* _Record list_
## begin

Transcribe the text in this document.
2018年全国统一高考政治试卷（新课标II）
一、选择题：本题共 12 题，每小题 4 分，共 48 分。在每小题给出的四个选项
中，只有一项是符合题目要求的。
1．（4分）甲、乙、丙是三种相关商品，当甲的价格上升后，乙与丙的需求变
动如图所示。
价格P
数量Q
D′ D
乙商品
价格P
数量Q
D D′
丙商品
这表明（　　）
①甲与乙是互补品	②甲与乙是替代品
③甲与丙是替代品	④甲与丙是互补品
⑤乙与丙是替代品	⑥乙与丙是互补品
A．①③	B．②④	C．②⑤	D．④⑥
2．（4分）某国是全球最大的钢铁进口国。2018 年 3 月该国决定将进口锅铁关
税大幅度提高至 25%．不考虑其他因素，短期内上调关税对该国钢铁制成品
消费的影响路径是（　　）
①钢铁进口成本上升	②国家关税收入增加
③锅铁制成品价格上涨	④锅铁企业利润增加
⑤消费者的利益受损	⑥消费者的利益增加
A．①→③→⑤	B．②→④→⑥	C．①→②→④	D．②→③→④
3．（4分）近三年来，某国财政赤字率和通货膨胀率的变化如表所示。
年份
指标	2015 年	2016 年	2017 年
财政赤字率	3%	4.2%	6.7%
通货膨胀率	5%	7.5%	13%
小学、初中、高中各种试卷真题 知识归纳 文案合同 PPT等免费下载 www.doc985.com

## end

* _Task details_
Return the entries in full, keeping every line exactly as it is.

* _Solution for this task_
Transcribe the text in this document.
2018年全国统一高考政治试卷（新课标II）
一、选择题：本题共 12 题，每小题 4 分，共 48 分。在每小题给出的四个选项
中，只有一项是符合题目要求的。
1．（4分）甲、乙、丙是三种相关商品，当甲的价格上升后，乙与丙的需求变
动如图所示。
价格P
数量Q
D′ D
乙商品
价格P
数量Q
D D′
丙商品
这表明（　　）
①甲与乙是互补品	②甲与乙是替代品
③甲与丙是替代品	④甲与丙是互补品
⑤乙与丙是替代品	⑥乙与丙是互补品
A．①③	B．②④	C．②⑤	D．④⑥
2．（4分）某国是全球最大的钢铁进口国。2018 年 3 月该国决定将进口锅铁关
税大幅度提高至 25%．不考虑其他因素，短期内上调关税对该国钢铁制成品
消费的影响路径是（　　）
①钢铁进口成本上升	②国家关税收入增加
③锅铁制成品价格上涨	④锅铁企业利润增加
⑤消费者的利益受损	⑥消费者的利益增加
A．①→③→⑤	B．②→④→⑥	C．①→②→④	D．②→③→④
3．（4分）近三年来，某国财政赤字率和通货膨胀率的变化如表所示。
年份
指标	2015 年	2016 年	2017 年
财政赤字率	3%	4.2%	6.7%
通货膨胀率	5%	7.5%	13%
小学、初中、高中各种试卷真题 知识归纳 文案合同 PPT等免费下载 www.doc985.com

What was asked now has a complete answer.